Aim> Return all of the data exactly as written, without the pictures.

───── Given records

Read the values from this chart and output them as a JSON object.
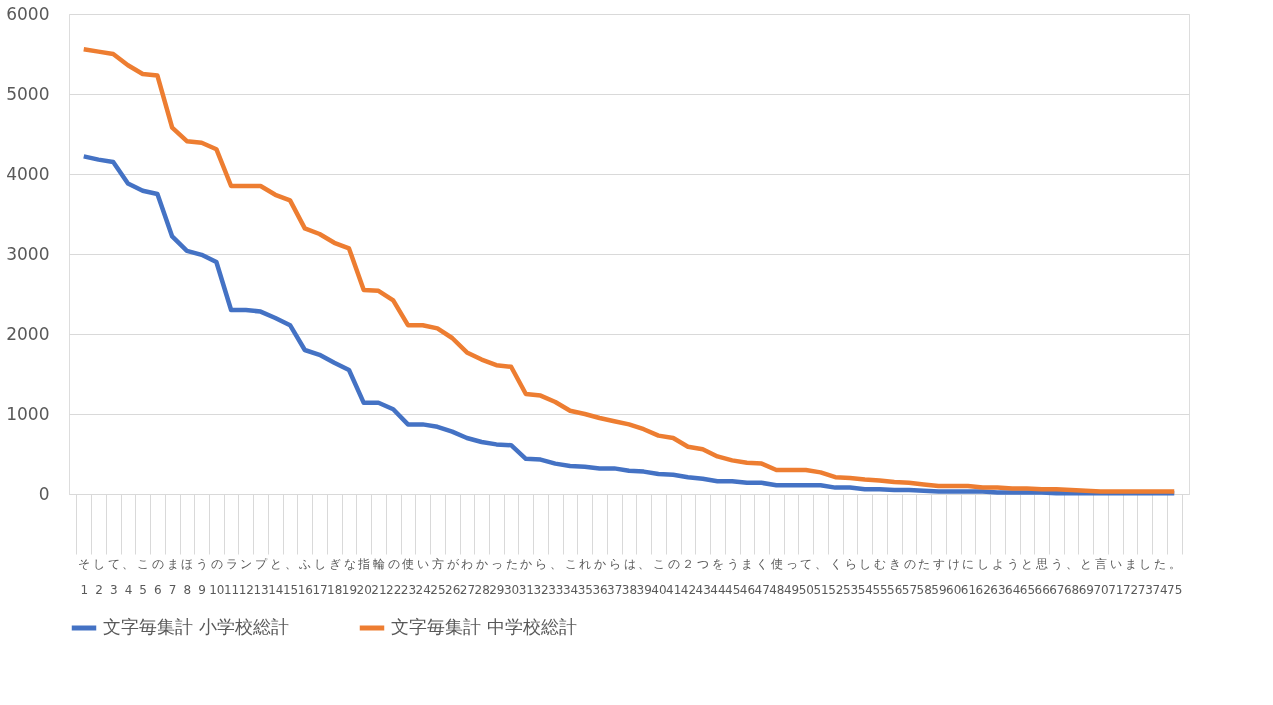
{
  "chart_data": {
    "type": "line",
    "categories": [
      "そ\n1",
      "し\n2",
      "て\n3",
      "、\n4",
      "こ\n5",
      "の\n6",
      "ま\n7",
      "ほ\n8",
      "う\n9",
      "の\n10",
      "ラ\n11",
      "ン\n12",
      "プ\n13",
      "と\n14",
      "、\n15",
      "ふ\n16",
      "し\n17",
      "ぎ\n18",
      "な\n19",
      "指\n20",
      "輪\n21",
      "の\n22",
      "使\n23",
      "い\n24",
      "方\n25",
      "が\n26",
      "わ\n27",
      "か\n28",
      "っ\n29",
      "た\n30",
      "か\n31",
      "ら\n32",
      "、\n33",
      "こ\n34",
      "れ\n35",
      "か\n36",
      "ら\n37",
      "は\n38",
      "、\n39",
      "こ\n40",
      "の\n41",
      "２\n42",
      "つ\n43",
      "を\n44",
      "う\n45",
      "ま\n46",
      "く\n47",
      "使\n48",
      "っ\n49",
      "て\n50",
      "、\n51",
      "く\n52",
      "ら\n53",
      "し\n54",
      "む\n55",
      "き\n56",
      "の\n57",
      "た\n58",
      "す\n59",
      "け\n60",
      "に\n61",
      "し\n62",
      "よ\n63",
      "う\n64",
      "と\n65",
      "思\n66",
      "う\n67",
      "、\n68",
      "と\n69",
      "言\n70",
      "い\n71",
      "ま\n72",
      "し\n73",
      "た\n74",
      "。\n75"
    ],
    "series": [
      {
        "name": "文字毎集計 小学校総計",
        "color": "#4472c4",
        "values": [
          4220,
          4180,
          4150,
          3880,
          3790,
          3750,
          3220,
          3040,
          2990,
          2900,
          2300,
          2300,
          2280,
          2200,
          2110,
          1800,
          1740,
          1640,
          1550,
          1140,
          1140,
          1060,
          870,
          870,
          840,
          780,
          700,
          650,
          620,
          610,
          440,
          430,
          380,
          350,
          340,
          320,
          320,
          290,
          280,
          250,
          240,
          210,
          190,
          160,
          160,
          140,
          140,
          110,
          110,
          110,
          110,
          80,
          80,
          60,
          60,
          50,
          50,
          40,
          30,
          30,
          30,
          30,
          20,
          20,
          20,
          20,
          10,
          10,
          10,
          10,
          10,
          10,
          10,
          10,
          10
        ]
      },
      {
        "name": "文字毎集計 中学校総計",
        "color": "#ed7d31",
        "values": [
          5560,
          5530,
          5500,
          5360,
          5250,
          5230,
          4580,
          4410,
          4390,
          4310,
          3850,
          3850,
          3850,
          3740,
          3670,
          3320,
          3250,
          3140,
          3070,
          2550,
          2540,
          2420,
          2110,
          2110,
          2070,
          1950,
          1770,
          1680,
          1610,
          1590,
          1250,
          1230,
          1150,
          1040,
          1000,
          950,
          910,
          870,
          810,
          730,
          700,
          590,
          560,
          470,
          420,
          390,
          380,
          300,
          300,
          300,
          270,
          210,
          200,
          180,
          170,
          150,
          140,
          120,
          100,
          100,
          100,
          80,
          80,
          70,
          70,
          60,
          60,
          50,
          40,
          30,
          30,
          30,
          30,
          30,
          30
        ]
      }
    ],
    "ylim": [
      0,
      6000
    ],
    "yticks": [
      0,
      1000,
      2000,
      3000,
      4000,
      5000,
      6000
    ],
    "grid": "y",
    "legend": "bottom",
    "marker": "none",
    "line_style": "solid"
  }
}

──────────

Written answer>
Read the values from this chart and output them as a JSON object.
{
  "chart_data": {
    "type": "line",
    "categories": [
      "そ\n1",
      "し\n2",
      "て\n3",
      "、\n4",
      "こ\n5",
      "の\n6",
      "ま\n7",
      "ほ\n8",
      "う\n9",
      "の\n10",
      "ラ\n11",
      "ン\n12",
      "プ\n13",
      "と\n14",
      "、\n15",
      "ふ\n16",
      "し\n17",
      "ぎ\n18",
      "な\n19",
      "指\n20",
      "輪\n21",
      "の\n22",
      "使\n23",
      "い\n24",
      "方\n25",
      "が\n26",
      "わ\n27",
      "か\n28",
      "っ\n29",
      "た\n30",
      "か\n31",
      "ら\n32",
      "、\n33",
      "こ\n34",
      "れ\n35",
      "か\n36",
      "ら\n37",
      "は\n38",
      "、\n39",
      "こ\n40",
      "の\n41",
      "２\n42",
      "つ\n43",
      "を\n44",
      "う\n45",
      "ま\n46",
      "く\n47",
      "使\n48",
      "っ\n49",
      "て\n50",
      "、\n51",
      "く\n52",
      "ら\n53",
      "し\n54",
      "む\n55",
      "き\n56",
      "の\n57",
      "た\n58",
      "す\n59",
      "け\n60",
      "に\n61",
      "し\n62",
      "よ\n63",
      "う\n64",
      "と\n65",
      "思\n66",
      "う\n67",
      "、\n68",
      "と\n69",
      "言\n70",
      "い\n71",
      "ま\n72",
      "し\n73",
      "た\n74",
      "。\n75"
    ],
    "series": [
      {
        "name": "文字毎集計 小学校総計",
        "color": "#4472c4",
        "values": [
          4220,
          4180,
          4150,
          3880,
          3790,
          3750,
          3220,
          3040,
          2990,
          2900,
          2300,
          2300,
          2280,
          2200,
          2110,
          1800,
          1740,
          1640,
          1550,
          1140,
          1140,
          1060,
          870,
          870,
          840,
          780,
          700,
          650,
          620,
          610,
          440,
          430,
          380,
          350,
          340,
          320,
          320,
          290,
          280,
          250,
          240,
          210,
          190,
          160,
          160,
          140,
          140,
          110,
          110,
          110,
          110,
          80,
          80,
          60,
          60,
          50,
          50,
          40,
          30,
          30,
          30,
          30,
          20,
          20,
          20,
          20,
          10,
          10,
          10,
          10,
          10,
          10,
          10,
          10,
          10
        ]
      },
      {
        "name": "文字毎集計 中学校総計",
        "color": "#ed7d31",
        "values": [
          5560,
          5530,
          5500,
          5360,
          5250,
          5230,
          4580,
          4410,
          4390,
          4310,
          3850,
          3850,
          3850,
          3740,
          3670,
          3320,
          3250,
          3140,
          3070,
          2550,
          2540,
          2420,
          2110,
          2110,
          2070,
          1950,
          1770,
          1680,
          1610,
          1590,
          1250,
          1230,
          1150,
          1040,
          1000,
          950,
          910,
          870,
          810,
          730,
          700,
          590,
          560,
          470,
          420,
          390,
          380,
          300,
          300,
          300,
          270,
          210,
          200,
          180,
          170,
          150,
          140,
          120,
          100,
          100,
          100,
          80,
          80,
          70,
          70,
          60,
          60,
          50,
          40,
          30,
          30,
          30,
          30,
          30,
          30
        ]
      }
    ],
    "ylim": [
      0,
      6000
    ],
    "yticks": [
      0,
      1000,
      2000,
      3000,
      4000,
      5000,
      6000
    ],
    "grid": "y",
    "legend": "bottom",
    "marker": "none",
    "line_style": "solid"
  }
}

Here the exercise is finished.